- **Source material**:
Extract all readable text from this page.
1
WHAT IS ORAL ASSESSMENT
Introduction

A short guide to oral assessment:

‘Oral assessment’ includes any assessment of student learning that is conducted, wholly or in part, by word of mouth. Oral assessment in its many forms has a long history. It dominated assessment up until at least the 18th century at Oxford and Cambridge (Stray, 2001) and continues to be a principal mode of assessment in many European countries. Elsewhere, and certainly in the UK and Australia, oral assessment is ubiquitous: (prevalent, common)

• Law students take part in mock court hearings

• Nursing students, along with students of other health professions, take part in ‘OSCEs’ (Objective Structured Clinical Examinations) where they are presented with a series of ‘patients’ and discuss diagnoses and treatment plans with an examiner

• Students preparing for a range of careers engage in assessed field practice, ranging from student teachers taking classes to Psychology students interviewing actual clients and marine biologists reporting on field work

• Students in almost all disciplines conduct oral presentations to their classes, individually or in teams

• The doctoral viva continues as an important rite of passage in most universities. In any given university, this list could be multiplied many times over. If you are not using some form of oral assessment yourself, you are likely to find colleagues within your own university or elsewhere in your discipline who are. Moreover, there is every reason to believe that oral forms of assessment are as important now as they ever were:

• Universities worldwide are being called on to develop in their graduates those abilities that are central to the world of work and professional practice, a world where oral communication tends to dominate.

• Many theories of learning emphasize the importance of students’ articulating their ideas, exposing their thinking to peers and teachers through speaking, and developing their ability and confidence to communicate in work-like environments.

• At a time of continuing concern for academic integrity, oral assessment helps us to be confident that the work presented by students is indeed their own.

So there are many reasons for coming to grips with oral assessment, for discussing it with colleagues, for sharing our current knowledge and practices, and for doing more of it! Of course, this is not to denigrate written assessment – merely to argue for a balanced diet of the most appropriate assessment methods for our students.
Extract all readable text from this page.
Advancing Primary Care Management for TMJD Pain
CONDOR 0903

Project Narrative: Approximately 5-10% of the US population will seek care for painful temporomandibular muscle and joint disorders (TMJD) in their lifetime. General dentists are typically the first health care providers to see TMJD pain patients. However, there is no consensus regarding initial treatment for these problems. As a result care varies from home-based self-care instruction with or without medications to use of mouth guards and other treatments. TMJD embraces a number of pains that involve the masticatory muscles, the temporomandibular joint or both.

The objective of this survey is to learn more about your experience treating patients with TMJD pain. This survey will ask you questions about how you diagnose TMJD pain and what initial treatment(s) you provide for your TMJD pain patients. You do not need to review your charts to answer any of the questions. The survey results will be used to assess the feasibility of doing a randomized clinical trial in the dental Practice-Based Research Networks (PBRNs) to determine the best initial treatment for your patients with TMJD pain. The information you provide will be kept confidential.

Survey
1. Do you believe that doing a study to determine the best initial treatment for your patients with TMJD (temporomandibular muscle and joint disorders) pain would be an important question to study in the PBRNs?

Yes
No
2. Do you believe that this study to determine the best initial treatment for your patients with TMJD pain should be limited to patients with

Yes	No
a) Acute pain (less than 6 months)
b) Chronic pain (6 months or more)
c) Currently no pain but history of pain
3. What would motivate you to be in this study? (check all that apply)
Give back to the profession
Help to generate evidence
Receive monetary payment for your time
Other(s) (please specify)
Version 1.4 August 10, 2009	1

- **Action item**:
Reproduce every line in the data that has the word "from" in it.

- **Response to this exercise**:
Extract all readable text from this page.
• Students preparing for a range of careers engage in assessed field practice, ranging from student teachers taking classes to Psychology students interviewing actual clients and marine biologists reporting on field work
Extract all readable text from this page.
Project Narrative: Approximately 5-10% of the US population will seek care for painful temporomandibular muscle and joint disorders (TMJD) in their lifetime. General dentists are typically the first health care providers to see TMJD pain patients. However, there is no consensus regarding initial treatment for these problems. As a result care varies from home-based self-care instruction with or without medications to use of mouth guards and other treatments. TMJD embraces a number of pains that involve the masticatory muscles, the temporomandibular joint or both.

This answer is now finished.